• [Direction]:
Without the pictures, print each of the records below exactly as it appears.
________
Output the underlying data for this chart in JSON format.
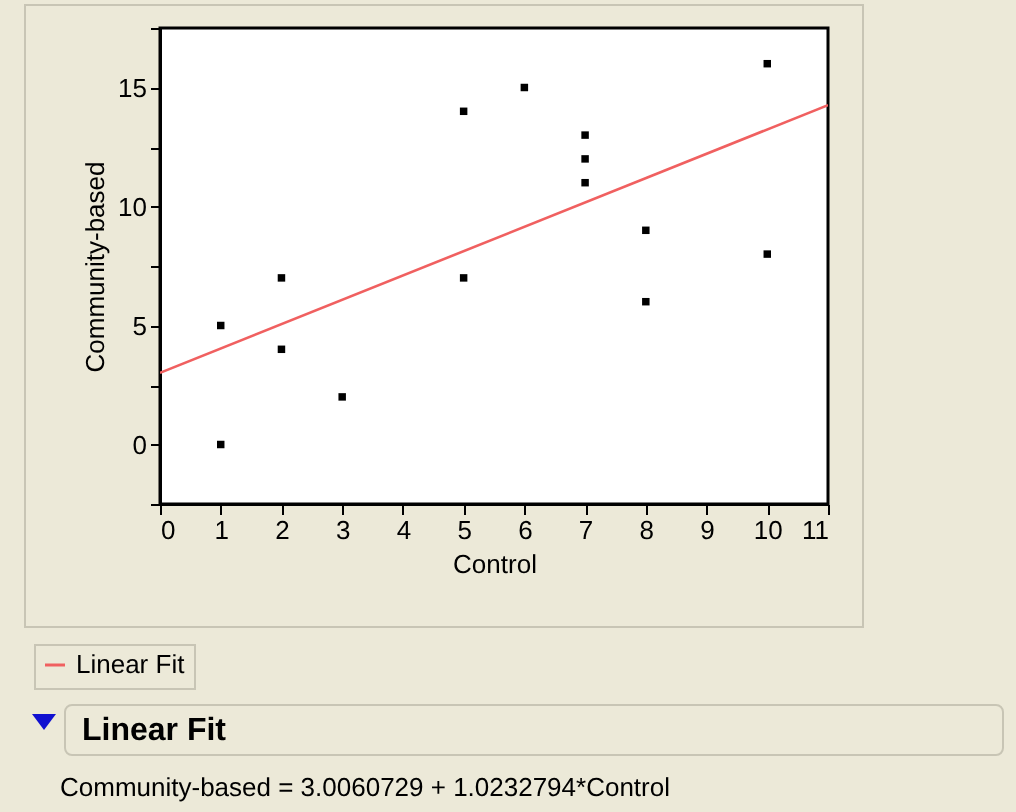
{
  "chart_data": {
    "type": "scatter",
    "xlabel": "Control",
    "ylabel": "Community-based",
    "x": [
      1,
      1,
      2,
      2,
      3,
      5,
      5,
      6,
      7,
      7,
      7,
      8,
      8,
      10,
      10
    ],
    "series": [
      {
        "color": "#000000",
        "marker": "square",
        "values": [
          5,
          0,
          7,
          4,
          2,
          14,
          7,
          15,
          13,
          12,
          11,
          9,
          6,
          16,
          8
        ]
      },
      {
        "type": "line",
        "name": "Linear Fit",
        "color": "#f06060",
        "x": [
          0,
          11
        ],
        "values": [
          3.01,
          14.26
        ]
      }
    ],
    "xlim": [
      0,
      11
    ],
    "xticks": [
      0,
      1,
      2,
      3,
      4,
      5,
      6,
      7,
      8,
      9,
      10,
      11
    ],
    "ylim": [
      -2.5,
      17.5
    ],
    "yticks": [
      {
        "value": -2.5,
        "label": null
      },
      0,
      {
        "value": 2.5,
        "label": null
      },
      5,
      {
        "value": 7.5,
        "label": null
      },
      10,
      {
        "value": 12.5,
        "label": null
      },
      15,
      {
        "value": 17.5,
        "label": null
      }
    ],
    "legend": "bottom left",
    "annotations": [
      "Linear Fit",
      "Community-based = 3.0060729 + 1.0232794*Control"
    ]
  }
}
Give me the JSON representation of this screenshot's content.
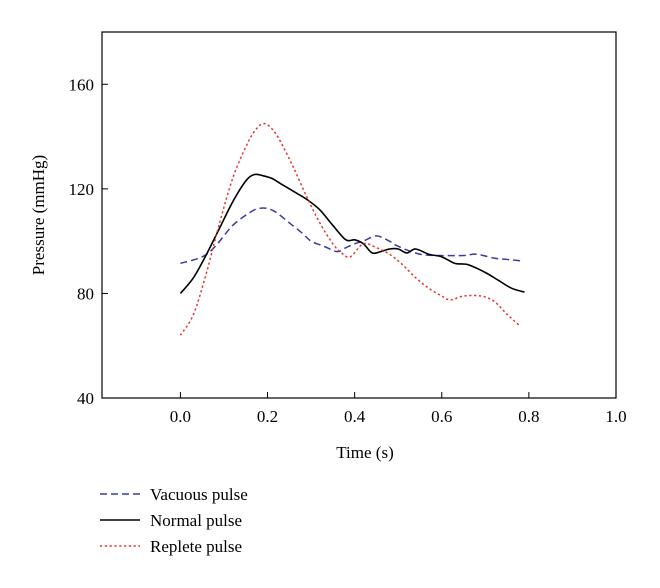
{
  "chart_data": {
    "type": "line",
    "title": "",
    "xlabel": "Time (s)",
    "ylabel": "Pressure (mmHg)",
    "xlim": [
      -0.18,
      1.0
    ],
    "ylim": [
      40,
      180
    ],
    "x_ticks": [
      0.0,
      0.2,
      0.4,
      0.6,
      0.8,
      1.0
    ],
    "x_tick_labels": [
      "0.0",
      "0.2",
      "0.4",
      "0.6",
      "0.8",
      "1.0"
    ],
    "y_ticks": [
      40,
      80,
      120,
      160
    ],
    "y_tick_labels": [
      "40",
      "80",
      "120",
      "160"
    ],
    "grid": false,
    "legend_position": "bottom-left, below plot",
    "series": [
      {
        "name": "Vacuous pulse",
        "color": "#3a3aa8",
        "dash": "dashed",
        "x": [
          0.0,
          0.05,
          0.08,
          0.12,
          0.16,
          0.18,
          0.2,
          0.22,
          0.25,
          0.28,
          0.3,
          0.33,
          0.36,
          0.38,
          0.4,
          0.42,
          0.45,
          0.48,
          0.5,
          0.55,
          0.6,
          0.65,
          0.68,
          0.72,
          0.75,
          0.78
        ],
        "y": [
          91.5,
          94,
          98,
          106,
          111,
          112.5,
          112.5,
          111,
          107,
          103,
          100,
          98,
          96,
          97.5,
          99,
          100,
          102,
          100,
          98,
          95,
          94.5,
          94.5,
          95,
          93.5,
          93,
          92.5
        ]
      },
      {
        "name": "Normal pulse",
        "color": "#000000",
        "dash": "solid",
        "x": [
          0.0,
          0.03,
          0.06,
          0.09,
          0.12,
          0.15,
          0.17,
          0.19,
          0.21,
          0.23,
          0.26,
          0.29,
          0.32,
          0.35,
          0.38,
          0.4,
          0.42,
          0.44,
          0.46,
          0.48,
          0.5,
          0.52,
          0.54,
          0.57,
          0.6,
          0.63,
          0.66,
          0.7,
          0.73,
          0.76,
          0.79
        ],
        "y": [
          80,
          86,
          95,
          105,
          115,
          123,
          125.5,
          125,
          124,
          122,
          119,
          116,
          112,
          106,
          100.5,
          100.5,
          99,
          95.5,
          96,
          97,
          97,
          95.5,
          97,
          95,
          94,
          91.5,
          91,
          88,
          85,
          82,
          80.5
        ]
      },
      {
        "name": "Replete pulse",
        "color": "#e8332a",
        "dash": "dotted",
        "x": [
          0.0,
          0.03,
          0.06,
          0.09,
          0.12,
          0.15,
          0.17,
          0.19,
          0.21,
          0.23,
          0.26,
          0.29,
          0.32,
          0.35,
          0.37,
          0.39,
          0.42,
          0.45,
          0.48,
          0.51,
          0.54,
          0.57,
          0.6,
          0.62,
          0.65,
          0.69,
          0.72,
          0.75,
          0.78
        ],
        "y": [
          64,
          72,
          88,
          107,
          124,
          136,
          142,
          145,
          143,
          138,
          128,
          117,
          107,
          99,
          95.5,
          94,
          99,
          97.5,
          95,
          91,
          86,
          82,
          79,
          77.5,
          79,
          79,
          77,
          72,
          67.5
        ]
      }
    ]
  }
}
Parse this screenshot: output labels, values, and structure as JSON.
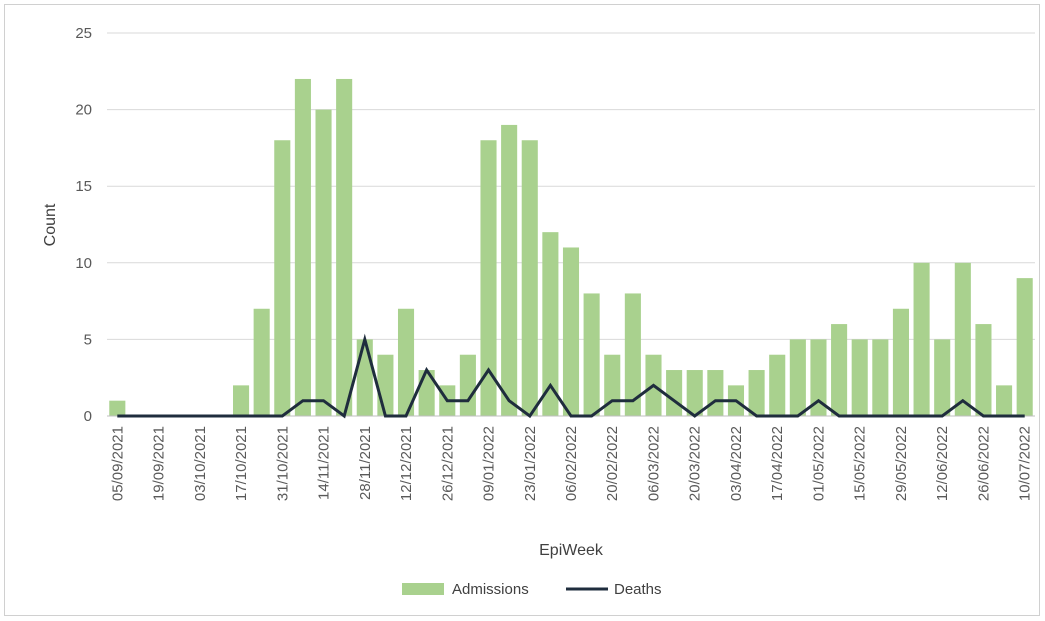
________
• [The output]:
Output the underlying data for this chart in JSON format.
{
  "chart_data": {
    "type": "scatter",
    "xlabel": "Control",
    "ylabel": "Community-based",
    "x": [
      1,
      1,
      2,
      2,
      3,
      5,
      5,
      6,
      7,
      7,
      7,
      8,
      8,
      10,
      10
    ],
    "series": [
      {
        "color": "#000000",
        "marker": "square",
        "values": [
          5,
          0,
          7,
          4,
          2,
          14,
          7,
          15,
          13,
          12,
          11,
          9,
          6,
          16,
          8
        ]
      },
      {
        "type": "line",
        "name": "Linear Fit",
        "color": "#f06060",
        "x": [
          0,
          11
        ],
        "values": [
          3.01,
          14.26
        ]
      }
    ],
    "xlim": [
      0,
      11
    ],
    "xticks": [
      0,
      1,
      2,
      3,
      4,
      5,
      6,
      7,
      8,
      9,
      10,
      11
    ],
    "ylim": [
      -2.5,
      17.5
    ],
    "yticks": [
      {
        "value": -2.5,
        "label": null
      },
      0,
      {
        "value": 2.5,
        "label": null
      },
      5,
      {
        "value": 7.5,
        "label": null
      },
      10,
      {
        "value": 12.5,
        "label": null
      },
      15,
      {
        "value": 17.5,
        "label": null
      }
    ],
    "legend": "bottom left",
    "annotations": [
      "Linear Fit",
      "Community-based = 3.0060729 + 1.0232794*Control"
    ]
  }
}
Give me the JSON representation of this screenshot's content.
{
  "chart_data": {
    "type": "line",
    "title": "",
    "xlabel": "Time (s)",
    "ylabel": "Pressure (mmHg)",
    "xlim": [
      -0.18,
      1.0
    ],
    "ylim": [
      40,
      180
    ],
    "x_ticks": [
      0.0,
      0.2,
      0.4,
      0.6,
      0.8,
      1.0
    ],
    "x_tick_labels": [
      "0.0",
      "0.2",
      "0.4",
      "0.6",
      "0.8",
      "1.0"
    ],
    "y_ticks": [
      40,
      80,
      120,
      160
    ],
    "y_tick_labels": [
      "40",
      "80",
      "120",
      "160"
    ],
    "grid": false,
    "legend_position": "bottom-left, below plot",
    "series": [
      {
        "name": "Vacuous pulse",
        "color": "#3a3aa8",
        "dash": "dashed",
        "x": [
          0.0,
          0.05,
          0.08,
          0.12,
          0.16,
          0.18,
          0.2,
          0.22,
          0.25,
          0.28,
          0.3,
          0.33,
          0.36,
          0.38,
          0.4,
          0.42,
          0.45,
          0.48,
          0.5,
          0.55,
          0.6,
          0.65,
          0.68,
          0.72,
          0.75,
          0.78
        ],
        "y": [
          91.5,
          94,
          98,
          106,
          111,
          112.5,
          112.5,
          111,
          107,
          103,
          100,
          98,
          96,
          97.5,
          99,
          100,
          102,
          100,
          98,
          95,
          94.5,
          94.5,
          95,
          93.5,
          93,
          92.5
        ]
      },
      {
        "name": "Normal pulse",
        "color": "#000000",
        "dash": "solid",
        "x": [
          0.0,
          0.03,
          0.06,
          0.09,
          0.12,
          0.15,
          0.17,
          0.19,
          0.21,
          0.23,
          0.26,
          0.29,
          0.32,
          0.35,
          0.38,
          0.4,
          0.42,
          0.44,
          0.46,
          0.48,
          0.5,
          0.52,
          0.54,
          0.57,
          0.6,
          0.63,
          0.66,
          0.7,
          0.73,
          0.76,
          0.79
        ],
        "y": [
          80,
          86,
          95,
          105,
          115,
          123,
          125.5,
          125,
          124,
          122,
          119,
          116,
          112,
          106,
          100.5,
          100.5,
          99,
          95.5,
          96,
          97,
          97,
          95.5,
          97,
          95,
          94,
          91.5,
          91,
          88,
          85,
          82,
          80.5
        ]
      },
      {
        "name": "Replete pulse",
        "color": "#e8332a",
        "dash": "dotted",
        "x": [
          0.0,
          0.03,
          0.06,
          0.09,
          0.12,
          0.15,
          0.17,
          0.19,
          0.21,
          0.23,
          0.26,
          0.29,
          0.32,
          0.35,
          0.37,
          0.39,
          0.42,
          0.45,
          0.48,
          0.51,
          0.54,
          0.57,
          0.6,
          0.62,
          0.65,
          0.69,
          0.72,
          0.75,
          0.78
        ],
        "y": [
          64,
          72,
          88,
          107,
          124,
          136,
          142,
          145,
          143,
          138,
          128,
          117,
          107,
          99,
          95.5,
          94,
          99,
          97.5,
          95,
          91,
          86,
          82,
          79,
          77.5,
          79,
          79,
          77,
          72,
          67.5
        ]
      }
    ]
  }
}
Parse this screenshot: output labels, values, and structure as JSON.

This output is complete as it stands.